Task prompt - Below are entries. Pull out all lines containing "Moyens".

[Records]
☆ ☆ ☆ ☆ ☆

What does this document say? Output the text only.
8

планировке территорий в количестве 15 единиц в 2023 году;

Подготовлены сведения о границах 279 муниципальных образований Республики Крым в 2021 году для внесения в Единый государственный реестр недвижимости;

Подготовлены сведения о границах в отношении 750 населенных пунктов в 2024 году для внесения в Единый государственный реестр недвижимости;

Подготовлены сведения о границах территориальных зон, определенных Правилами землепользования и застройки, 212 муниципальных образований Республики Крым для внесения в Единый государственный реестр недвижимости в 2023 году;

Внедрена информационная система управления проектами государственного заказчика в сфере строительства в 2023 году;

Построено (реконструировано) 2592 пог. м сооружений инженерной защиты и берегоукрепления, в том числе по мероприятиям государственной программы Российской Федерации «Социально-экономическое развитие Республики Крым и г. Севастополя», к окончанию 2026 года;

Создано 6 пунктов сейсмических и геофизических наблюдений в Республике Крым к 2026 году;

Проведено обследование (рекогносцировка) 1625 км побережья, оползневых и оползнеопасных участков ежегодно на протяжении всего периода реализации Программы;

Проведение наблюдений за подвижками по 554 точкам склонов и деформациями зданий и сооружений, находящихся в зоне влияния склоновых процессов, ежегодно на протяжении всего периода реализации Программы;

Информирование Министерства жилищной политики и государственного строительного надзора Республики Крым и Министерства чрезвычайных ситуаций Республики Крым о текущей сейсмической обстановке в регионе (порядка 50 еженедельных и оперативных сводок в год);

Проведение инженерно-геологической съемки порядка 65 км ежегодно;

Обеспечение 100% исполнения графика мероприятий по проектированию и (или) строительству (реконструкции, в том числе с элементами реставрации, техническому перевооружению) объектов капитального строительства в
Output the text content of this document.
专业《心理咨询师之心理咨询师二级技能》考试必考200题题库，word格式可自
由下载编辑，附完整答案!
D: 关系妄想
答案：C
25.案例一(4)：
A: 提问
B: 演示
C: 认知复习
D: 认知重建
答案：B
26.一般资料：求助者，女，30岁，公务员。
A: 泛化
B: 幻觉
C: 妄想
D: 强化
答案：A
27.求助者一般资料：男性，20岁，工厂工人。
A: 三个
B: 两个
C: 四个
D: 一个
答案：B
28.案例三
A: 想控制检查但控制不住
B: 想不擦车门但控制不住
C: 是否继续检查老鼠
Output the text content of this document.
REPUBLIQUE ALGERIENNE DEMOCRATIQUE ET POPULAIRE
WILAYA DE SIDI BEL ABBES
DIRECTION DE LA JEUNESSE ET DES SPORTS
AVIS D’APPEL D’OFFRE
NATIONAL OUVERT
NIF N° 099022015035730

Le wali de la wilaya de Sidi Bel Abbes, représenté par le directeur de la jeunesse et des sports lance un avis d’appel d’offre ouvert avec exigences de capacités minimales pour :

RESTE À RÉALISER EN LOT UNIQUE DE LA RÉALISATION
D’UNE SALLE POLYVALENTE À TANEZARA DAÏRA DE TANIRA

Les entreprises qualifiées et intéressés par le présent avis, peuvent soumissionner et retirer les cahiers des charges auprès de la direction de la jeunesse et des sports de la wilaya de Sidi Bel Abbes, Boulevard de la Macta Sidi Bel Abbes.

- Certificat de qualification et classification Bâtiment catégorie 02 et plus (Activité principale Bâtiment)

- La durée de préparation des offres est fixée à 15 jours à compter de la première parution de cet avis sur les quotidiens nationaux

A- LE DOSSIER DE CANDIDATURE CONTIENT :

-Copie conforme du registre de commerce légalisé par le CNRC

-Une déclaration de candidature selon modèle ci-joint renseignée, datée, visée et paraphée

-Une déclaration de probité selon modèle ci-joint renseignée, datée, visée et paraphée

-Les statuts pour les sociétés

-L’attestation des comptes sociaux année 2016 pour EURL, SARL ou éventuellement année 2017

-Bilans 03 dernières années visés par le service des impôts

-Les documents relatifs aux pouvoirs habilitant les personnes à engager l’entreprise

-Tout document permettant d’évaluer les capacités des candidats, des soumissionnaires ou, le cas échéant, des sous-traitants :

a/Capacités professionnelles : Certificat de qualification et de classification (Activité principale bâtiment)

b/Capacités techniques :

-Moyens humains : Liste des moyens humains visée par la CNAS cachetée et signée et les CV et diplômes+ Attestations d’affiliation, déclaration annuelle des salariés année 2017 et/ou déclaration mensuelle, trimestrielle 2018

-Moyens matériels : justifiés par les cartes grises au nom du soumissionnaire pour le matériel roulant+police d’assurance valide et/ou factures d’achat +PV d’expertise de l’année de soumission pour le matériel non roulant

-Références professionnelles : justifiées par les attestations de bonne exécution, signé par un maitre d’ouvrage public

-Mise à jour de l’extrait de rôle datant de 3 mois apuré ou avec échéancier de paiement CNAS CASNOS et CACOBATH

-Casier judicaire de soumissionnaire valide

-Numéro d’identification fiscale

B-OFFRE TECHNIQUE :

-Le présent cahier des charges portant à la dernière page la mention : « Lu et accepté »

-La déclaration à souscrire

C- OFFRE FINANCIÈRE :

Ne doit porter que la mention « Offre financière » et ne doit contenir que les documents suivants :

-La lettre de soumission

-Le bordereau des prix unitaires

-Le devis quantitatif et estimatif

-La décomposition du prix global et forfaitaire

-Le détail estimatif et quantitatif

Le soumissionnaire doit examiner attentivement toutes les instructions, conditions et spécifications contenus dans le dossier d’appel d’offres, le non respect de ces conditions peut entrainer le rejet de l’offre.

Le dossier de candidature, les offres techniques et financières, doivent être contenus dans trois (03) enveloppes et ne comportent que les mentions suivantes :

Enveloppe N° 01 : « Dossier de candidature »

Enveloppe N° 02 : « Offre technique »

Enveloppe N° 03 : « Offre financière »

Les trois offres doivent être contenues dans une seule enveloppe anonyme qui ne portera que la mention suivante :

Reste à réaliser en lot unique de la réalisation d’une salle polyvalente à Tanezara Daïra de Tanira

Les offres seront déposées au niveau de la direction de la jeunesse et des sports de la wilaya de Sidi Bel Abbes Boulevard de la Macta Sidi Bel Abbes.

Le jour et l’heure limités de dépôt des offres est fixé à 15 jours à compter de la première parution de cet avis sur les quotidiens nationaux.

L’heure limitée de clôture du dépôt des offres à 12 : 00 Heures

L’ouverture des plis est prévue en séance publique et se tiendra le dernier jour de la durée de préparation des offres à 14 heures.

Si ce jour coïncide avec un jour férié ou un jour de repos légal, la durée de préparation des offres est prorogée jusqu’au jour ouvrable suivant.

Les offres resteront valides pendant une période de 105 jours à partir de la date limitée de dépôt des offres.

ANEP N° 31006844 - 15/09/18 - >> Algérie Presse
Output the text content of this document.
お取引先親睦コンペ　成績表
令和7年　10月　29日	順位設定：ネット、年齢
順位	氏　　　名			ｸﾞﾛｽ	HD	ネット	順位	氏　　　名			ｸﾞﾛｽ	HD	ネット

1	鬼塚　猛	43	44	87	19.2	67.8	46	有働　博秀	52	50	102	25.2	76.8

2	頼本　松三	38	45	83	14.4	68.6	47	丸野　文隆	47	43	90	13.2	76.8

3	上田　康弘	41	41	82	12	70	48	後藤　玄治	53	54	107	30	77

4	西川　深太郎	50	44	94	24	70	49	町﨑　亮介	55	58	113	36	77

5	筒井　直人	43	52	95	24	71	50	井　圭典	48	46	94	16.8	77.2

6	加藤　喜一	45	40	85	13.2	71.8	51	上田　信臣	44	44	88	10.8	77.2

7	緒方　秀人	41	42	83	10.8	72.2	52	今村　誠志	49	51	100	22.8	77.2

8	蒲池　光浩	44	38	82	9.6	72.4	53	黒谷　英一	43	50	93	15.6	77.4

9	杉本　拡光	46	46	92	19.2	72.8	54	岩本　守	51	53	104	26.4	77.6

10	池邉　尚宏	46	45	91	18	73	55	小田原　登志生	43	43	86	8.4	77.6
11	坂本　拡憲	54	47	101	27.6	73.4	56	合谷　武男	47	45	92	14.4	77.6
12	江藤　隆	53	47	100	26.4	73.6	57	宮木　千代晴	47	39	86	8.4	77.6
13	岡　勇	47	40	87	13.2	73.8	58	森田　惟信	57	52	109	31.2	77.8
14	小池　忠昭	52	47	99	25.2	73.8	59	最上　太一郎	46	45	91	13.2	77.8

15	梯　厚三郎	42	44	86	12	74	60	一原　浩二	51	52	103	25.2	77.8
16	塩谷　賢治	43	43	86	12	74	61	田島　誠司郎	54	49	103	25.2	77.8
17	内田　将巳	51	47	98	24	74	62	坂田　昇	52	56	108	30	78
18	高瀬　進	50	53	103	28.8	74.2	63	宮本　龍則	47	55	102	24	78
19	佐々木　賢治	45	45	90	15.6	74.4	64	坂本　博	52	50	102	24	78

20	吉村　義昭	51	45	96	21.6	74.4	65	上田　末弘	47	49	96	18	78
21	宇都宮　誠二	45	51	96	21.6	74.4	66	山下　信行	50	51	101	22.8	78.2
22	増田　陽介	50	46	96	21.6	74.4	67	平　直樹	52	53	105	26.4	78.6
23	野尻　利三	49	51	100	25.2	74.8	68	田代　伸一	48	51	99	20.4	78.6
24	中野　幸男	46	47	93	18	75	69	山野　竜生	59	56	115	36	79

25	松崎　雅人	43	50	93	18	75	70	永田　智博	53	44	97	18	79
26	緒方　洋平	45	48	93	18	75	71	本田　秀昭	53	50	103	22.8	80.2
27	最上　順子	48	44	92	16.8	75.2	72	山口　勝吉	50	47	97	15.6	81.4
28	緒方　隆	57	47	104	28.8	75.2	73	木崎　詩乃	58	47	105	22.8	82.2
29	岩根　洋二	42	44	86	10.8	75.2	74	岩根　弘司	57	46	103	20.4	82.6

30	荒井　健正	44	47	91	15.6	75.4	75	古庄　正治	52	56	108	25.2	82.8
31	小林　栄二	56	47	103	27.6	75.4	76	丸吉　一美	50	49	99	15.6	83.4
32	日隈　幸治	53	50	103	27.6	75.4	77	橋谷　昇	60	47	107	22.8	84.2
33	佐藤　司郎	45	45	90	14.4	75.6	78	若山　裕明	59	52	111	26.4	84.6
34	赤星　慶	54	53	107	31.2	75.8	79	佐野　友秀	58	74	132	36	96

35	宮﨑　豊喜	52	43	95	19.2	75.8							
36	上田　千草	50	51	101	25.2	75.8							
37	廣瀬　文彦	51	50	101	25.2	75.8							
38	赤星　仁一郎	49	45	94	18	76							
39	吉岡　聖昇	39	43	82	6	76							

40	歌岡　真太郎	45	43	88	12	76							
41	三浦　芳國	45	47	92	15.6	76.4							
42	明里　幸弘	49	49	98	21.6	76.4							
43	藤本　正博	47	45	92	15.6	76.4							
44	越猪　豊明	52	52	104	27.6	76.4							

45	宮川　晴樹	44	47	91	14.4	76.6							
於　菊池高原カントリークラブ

☆ ☆ ☆ ☆ ☆

Solution to this task -
-Moyens humains : Liste des moyens humains visée par la CNAS cachetée et signée et les CV et diplômes+ Attestations d’affiliation, déclaration annuelle des salariés année 2017 et/ou déclaration mensuelle, trimestrielle 2018
-Moyens matériels : justifiés par les cartes grises au nom du soumissionnaire pour le matériel roulant+police d’assurance valide et/ou factures d’achat +PV d’expertise de l’année de soumission pour le matériel non roulant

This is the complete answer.